Copy every line that contains the string "Output" from the entries below.

Extracted data entries:
◇ ◇ ◇ ◇ ◇

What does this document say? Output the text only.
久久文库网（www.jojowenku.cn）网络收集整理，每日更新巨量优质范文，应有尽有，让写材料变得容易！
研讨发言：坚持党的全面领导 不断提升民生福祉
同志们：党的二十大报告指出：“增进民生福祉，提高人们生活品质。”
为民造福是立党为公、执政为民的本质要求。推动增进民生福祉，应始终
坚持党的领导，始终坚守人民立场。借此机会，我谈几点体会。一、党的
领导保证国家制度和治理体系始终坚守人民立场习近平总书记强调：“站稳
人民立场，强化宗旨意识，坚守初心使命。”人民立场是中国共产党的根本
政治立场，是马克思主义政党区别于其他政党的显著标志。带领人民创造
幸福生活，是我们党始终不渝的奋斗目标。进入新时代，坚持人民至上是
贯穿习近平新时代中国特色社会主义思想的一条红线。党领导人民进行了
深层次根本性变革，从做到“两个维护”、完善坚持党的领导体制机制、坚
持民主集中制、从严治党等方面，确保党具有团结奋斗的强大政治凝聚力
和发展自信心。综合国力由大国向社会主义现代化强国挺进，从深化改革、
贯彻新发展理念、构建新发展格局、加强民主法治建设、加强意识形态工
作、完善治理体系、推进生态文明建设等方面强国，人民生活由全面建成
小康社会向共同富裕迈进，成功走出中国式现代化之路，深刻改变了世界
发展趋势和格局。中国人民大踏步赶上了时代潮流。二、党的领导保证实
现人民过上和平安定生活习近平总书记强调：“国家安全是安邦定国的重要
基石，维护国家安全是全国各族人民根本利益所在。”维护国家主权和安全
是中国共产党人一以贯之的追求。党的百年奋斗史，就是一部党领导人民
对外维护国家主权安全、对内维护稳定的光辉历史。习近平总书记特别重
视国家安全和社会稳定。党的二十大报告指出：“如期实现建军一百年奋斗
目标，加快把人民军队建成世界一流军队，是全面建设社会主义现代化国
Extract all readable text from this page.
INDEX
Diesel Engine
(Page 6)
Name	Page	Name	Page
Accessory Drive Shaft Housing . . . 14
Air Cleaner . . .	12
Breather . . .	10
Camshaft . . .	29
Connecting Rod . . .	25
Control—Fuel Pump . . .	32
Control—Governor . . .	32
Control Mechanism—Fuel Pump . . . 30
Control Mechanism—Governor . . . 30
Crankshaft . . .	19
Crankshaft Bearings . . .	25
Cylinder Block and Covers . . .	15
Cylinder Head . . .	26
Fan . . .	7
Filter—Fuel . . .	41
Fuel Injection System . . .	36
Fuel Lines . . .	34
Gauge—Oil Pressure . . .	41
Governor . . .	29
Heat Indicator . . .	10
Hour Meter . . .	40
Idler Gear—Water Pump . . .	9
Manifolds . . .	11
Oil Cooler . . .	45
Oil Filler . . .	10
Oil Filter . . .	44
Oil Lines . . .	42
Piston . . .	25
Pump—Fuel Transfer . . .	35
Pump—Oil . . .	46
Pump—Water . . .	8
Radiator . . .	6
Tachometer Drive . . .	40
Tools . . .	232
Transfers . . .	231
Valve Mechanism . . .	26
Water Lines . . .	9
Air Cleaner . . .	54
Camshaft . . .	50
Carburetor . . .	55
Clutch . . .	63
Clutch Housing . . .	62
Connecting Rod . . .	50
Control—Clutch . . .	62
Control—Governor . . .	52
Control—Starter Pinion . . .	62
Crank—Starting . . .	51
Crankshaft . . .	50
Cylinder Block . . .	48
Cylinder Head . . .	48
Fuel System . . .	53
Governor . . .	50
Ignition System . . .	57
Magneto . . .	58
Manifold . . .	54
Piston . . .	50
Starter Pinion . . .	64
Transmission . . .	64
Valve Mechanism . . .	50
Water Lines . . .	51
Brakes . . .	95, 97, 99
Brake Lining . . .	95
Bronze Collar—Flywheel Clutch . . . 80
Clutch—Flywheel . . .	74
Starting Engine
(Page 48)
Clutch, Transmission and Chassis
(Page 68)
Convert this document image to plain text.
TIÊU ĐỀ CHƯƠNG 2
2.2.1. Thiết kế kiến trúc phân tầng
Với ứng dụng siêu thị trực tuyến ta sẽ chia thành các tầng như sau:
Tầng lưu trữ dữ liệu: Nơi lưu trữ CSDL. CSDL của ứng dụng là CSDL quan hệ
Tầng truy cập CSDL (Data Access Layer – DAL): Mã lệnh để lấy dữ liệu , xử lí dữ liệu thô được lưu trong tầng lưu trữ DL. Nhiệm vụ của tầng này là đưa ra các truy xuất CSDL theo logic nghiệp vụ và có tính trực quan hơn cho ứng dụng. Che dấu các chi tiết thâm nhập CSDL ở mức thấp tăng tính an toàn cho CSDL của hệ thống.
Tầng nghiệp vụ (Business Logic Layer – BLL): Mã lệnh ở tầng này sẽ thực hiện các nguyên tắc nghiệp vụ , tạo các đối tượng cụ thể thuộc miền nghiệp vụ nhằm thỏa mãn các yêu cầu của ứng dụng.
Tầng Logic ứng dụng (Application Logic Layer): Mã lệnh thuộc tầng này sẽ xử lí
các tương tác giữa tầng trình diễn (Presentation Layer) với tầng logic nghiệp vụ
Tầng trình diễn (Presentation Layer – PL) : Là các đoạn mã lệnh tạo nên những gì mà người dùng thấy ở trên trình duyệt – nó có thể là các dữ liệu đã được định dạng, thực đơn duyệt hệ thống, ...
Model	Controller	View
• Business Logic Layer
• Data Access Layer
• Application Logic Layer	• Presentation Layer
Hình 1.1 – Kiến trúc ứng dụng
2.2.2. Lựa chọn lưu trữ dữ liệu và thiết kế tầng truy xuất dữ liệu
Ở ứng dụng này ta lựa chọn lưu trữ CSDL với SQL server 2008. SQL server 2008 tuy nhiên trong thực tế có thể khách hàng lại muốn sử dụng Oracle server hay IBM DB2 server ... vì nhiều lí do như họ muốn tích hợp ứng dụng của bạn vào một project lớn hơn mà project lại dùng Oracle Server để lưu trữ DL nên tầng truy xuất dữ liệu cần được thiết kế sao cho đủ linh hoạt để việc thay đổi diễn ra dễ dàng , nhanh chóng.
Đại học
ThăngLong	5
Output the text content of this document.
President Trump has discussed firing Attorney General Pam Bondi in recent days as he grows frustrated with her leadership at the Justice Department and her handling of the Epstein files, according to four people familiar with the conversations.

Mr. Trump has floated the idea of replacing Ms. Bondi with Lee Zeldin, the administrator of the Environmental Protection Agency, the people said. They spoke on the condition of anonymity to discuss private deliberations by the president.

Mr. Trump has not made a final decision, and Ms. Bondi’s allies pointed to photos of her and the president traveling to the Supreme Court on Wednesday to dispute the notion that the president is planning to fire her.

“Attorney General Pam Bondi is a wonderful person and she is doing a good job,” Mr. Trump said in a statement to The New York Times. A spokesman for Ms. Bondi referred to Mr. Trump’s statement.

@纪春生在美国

◇ ◇ ◇ ◇ ◇

_Task result:_
What does this document say? Output the text only.
Output the text content of this document.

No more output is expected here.